=== What is being asked ===
Find the line that contains "OCR this image."; then retype it and each line after it, exactly, through the final line of the data below.

****

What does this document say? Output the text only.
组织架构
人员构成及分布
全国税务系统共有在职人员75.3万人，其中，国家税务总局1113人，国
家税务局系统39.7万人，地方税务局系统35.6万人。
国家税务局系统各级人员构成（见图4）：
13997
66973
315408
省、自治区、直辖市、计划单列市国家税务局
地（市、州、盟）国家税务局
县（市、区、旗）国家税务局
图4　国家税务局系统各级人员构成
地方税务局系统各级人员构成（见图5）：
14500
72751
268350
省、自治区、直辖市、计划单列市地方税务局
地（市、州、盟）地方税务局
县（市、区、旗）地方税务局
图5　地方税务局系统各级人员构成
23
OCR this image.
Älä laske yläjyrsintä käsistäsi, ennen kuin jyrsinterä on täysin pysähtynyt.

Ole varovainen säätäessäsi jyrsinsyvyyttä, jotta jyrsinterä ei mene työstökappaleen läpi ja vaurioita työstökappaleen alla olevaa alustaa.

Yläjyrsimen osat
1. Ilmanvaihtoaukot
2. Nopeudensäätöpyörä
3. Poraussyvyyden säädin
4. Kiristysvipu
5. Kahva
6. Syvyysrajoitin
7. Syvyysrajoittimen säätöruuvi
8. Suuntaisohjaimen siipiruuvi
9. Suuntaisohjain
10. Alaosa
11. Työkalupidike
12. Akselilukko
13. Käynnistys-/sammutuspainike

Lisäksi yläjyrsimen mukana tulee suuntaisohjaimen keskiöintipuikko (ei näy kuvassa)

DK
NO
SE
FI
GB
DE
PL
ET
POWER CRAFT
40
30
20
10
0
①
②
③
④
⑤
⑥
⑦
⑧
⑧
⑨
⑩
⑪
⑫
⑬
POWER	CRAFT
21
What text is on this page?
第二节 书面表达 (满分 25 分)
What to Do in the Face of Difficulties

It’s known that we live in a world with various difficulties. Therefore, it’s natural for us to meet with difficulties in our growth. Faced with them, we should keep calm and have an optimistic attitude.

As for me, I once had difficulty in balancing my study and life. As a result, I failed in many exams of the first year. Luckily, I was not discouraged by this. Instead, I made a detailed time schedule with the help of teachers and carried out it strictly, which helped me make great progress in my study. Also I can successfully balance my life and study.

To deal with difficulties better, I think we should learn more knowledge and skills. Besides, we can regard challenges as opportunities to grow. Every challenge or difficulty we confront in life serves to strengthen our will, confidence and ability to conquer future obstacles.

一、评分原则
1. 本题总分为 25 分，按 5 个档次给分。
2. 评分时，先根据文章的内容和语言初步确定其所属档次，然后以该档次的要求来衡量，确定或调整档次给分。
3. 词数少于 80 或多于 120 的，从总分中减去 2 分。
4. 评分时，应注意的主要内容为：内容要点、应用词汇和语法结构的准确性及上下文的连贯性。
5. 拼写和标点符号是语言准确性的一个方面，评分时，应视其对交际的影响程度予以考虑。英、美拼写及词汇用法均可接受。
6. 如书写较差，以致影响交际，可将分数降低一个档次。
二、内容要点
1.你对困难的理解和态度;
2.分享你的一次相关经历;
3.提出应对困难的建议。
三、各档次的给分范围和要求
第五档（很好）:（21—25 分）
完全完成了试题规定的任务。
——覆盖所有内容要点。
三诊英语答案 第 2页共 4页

****

=== Answer ===
OCR this image.
Älä laske yläjyrsintä käsistäsi, ennen kuin jyrsinterä on täysin pysähtynyt.

Ole varovainen säätäessäsi jyrsinsyvyyttä, jotta jyrsinterä ei mene työstökappaleen läpi ja vaurioita työstökappaleen alla olevaa alustaa.

Yläjyrsimen osat
1. Ilmanvaihtoaukot
2. Nopeudensäätöpyörä
3. Poraussyvyyden säädin
4. Kiristysvipu
5. Kahva
6. Syvyysrajoitin
7. Syvyysrajoittimen säätöruuvi
8. Suuntaisohjaimen siipiruuvi
9. Suuntaisohjain
10. Alaosa
11. Työkalupidike
12. Akselilukko
13. Käynnistys-/sammutuspainike

Lisäksi yläjyrsimen mukana tulee suuntaisohjaimen keskiöintipuikko (ei näy kuvassa)

DK
NO
SE
FI
GB
DE
PL
ET
POWER CRAFT
40
30
20
10
0
①
②
③
④
⑤
⑥
⑦
⑧
⑧
⑨
⑩
⑪
⑫
⑬
POWER	CRAFT
21
What text is on this page?
第二节 书面表达 (满分 25 分)
What to Do in the Face of Difficulties

It’s known that we live in a world with various difficulties. Therefore, it’s natural for us to meet with difficulties in our growth. Faced with them, we should keep calm and have an optimistic attitude.

As for me, I once had difficulty in balancing my study and life. As a result, I failed in many exams of the first year. Luckily, I was not discouraged by this. Instead, I made a detailed time schedule with the help of teachers and carried out it strictly, which helped me make great progress in my study. Also I can successfully balance my life and study.

To deal with difficulties better, I think we should learn more knowledge and skills. Besides, we can regard challenges as opportunities to grow. Every challenge or difficulty we confront in life serves to strengthen our will, confidence and ability to conquer future obstacles.

一、评分原则
1. 本题总分为 25 分，按 5 个档次给分。
2. 评分时，先根据文章的内容和语言初步确定其所属档次，然后以该档次的要求来衡量，确定或调整档次给分。
3. 词数少于 80 或多于 120 的，从总分中减去 2 分。
4. 评分时，应注意的主要内容为：内容要点、应用词汇和语法结构的准确性及上下文的连贯性。
5. 拼写和标点符号是语言准确性的一个方面，评分时，应视其对交际的影响程度予以考虑。英、美拼写及词汇用法均可接受。
6. 如书写较差，以致影响交际，可将分数降低一个档次。
二、内容要点
1.你对困难的理解和态度;
2.分享你的一次相关经历;
3.提出应对困难的建议。
三、各档次的给分范围和要求
第五档（很好）:（21—25 分）
完全完成了试题规定的任务。
——覆盖所有内容要点。
三诊英语答案 第 2页共 4页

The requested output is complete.